#### [PROBLEM TO SOLVE]
Take the entries below and print all of them exactly, please.

#### [EXERCISE INPUTS]
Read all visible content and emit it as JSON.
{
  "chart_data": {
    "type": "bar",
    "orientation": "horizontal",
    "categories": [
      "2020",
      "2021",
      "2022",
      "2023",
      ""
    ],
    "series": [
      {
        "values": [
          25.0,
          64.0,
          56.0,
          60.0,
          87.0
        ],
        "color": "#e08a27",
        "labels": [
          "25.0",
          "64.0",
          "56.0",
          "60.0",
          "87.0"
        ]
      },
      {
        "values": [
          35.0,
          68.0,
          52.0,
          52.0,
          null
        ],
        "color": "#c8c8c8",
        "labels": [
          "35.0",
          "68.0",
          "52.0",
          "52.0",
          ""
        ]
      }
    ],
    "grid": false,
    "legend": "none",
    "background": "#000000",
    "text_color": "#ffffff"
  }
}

#### [EXERCISE RESPONSE]
Read all visible content and emit it as JSON.
{
  "chart_data": {
    "type": "bar",
    "orientation": "horizontal",
    "categories": [
      "2020",
      "2021",
      "2022",
      "2023",
      ""
    ],
    "series": [
      {
        "values": [
          25.0,
          64.0,
          56.0,
          60.0,
          87.0
        ],
        "color": "#e08a27",
        "labels": [
          "25.0",
          "64.0",
          "56.0",
          "60.0",
          "87.0"
        ]
      },
      {
        "values": [
          35.0,
          68.0,
          52.0,
          52.0,
          null
        ],
        "color": "#c8c8c8",
        "labels": [
          "35.0",
          "68.0",
          "52.0",
          "52.0",
          ""
        ]
      }
    ],
    "grid": false,
    "legend": "none",
    "background": "#000000",
    "text_color": "#ffffff"
  }
}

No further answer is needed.